(Exercise task):
Please pull out every line that includes the string "plate".

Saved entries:

---

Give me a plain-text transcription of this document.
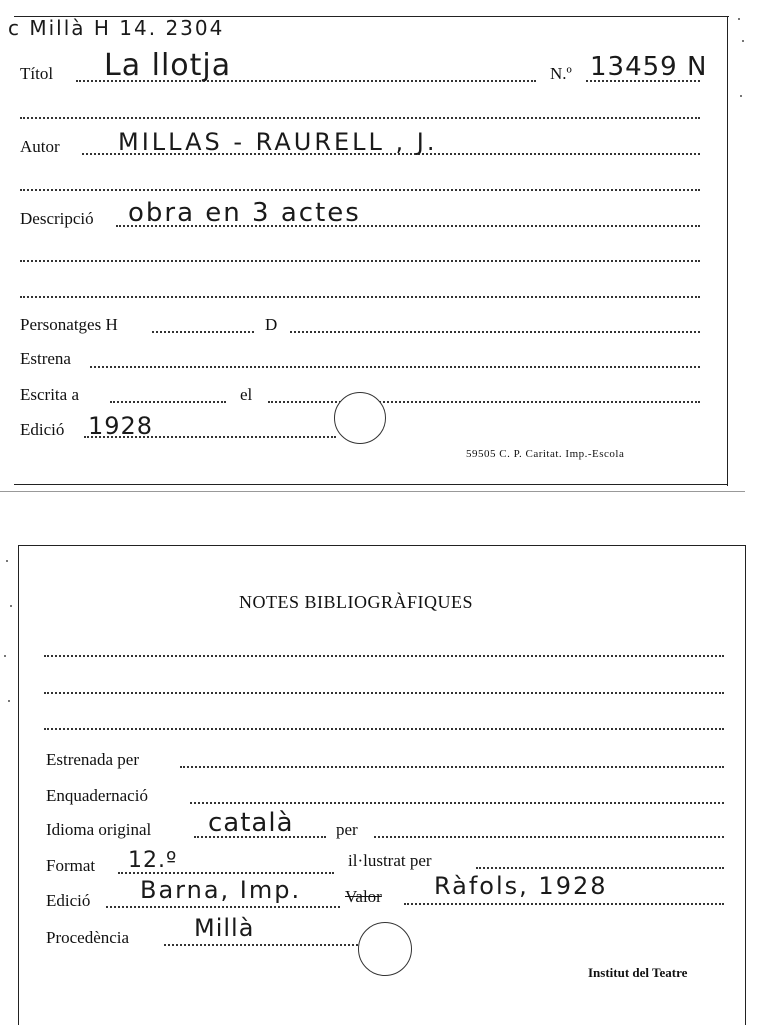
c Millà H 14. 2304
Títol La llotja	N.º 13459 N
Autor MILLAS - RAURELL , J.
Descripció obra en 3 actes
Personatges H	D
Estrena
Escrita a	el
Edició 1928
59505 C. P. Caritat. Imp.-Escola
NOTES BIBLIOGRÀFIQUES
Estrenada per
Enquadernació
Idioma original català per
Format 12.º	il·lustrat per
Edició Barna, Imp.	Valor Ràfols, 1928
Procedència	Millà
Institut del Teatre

---

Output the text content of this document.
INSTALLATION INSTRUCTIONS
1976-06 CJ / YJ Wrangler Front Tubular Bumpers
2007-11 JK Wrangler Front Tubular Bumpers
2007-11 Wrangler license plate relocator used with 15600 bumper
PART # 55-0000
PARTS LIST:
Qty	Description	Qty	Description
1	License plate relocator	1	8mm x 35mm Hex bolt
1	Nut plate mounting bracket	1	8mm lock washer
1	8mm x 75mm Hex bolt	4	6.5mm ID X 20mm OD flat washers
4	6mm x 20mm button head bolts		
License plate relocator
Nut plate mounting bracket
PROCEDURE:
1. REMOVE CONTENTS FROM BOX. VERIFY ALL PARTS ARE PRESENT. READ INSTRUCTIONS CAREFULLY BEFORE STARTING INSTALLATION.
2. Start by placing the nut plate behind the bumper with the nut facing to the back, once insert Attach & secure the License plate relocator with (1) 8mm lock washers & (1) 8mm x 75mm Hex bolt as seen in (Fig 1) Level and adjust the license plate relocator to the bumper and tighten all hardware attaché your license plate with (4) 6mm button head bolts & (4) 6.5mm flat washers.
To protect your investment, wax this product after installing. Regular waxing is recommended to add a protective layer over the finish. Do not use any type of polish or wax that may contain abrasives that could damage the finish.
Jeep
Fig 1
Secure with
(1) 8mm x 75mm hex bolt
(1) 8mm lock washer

---

(Result of this exercise):
2007-11 Wrangler license plate relocator used with 15600 bumper
1	License plate relocator	1	8mm x 35mm Hex bolt
1	Nut plate mounting bracket	1	8mm lock washer
License plate relocator
Nut plate mounting bracket
2. Start by placing the nut plate behind the bumper with the nut facing to the back, once insert Attach & secure the License plate relocator with (1) 8mm lock washers & (1) 8mm x 75mm Hex bolt as seen in (Fig 1) Level and adjust the license plate relocator to the bumper and tighten all hardware attaché your license plate with (4) 6mm button head bolts & (4) 6.5mm flat washers.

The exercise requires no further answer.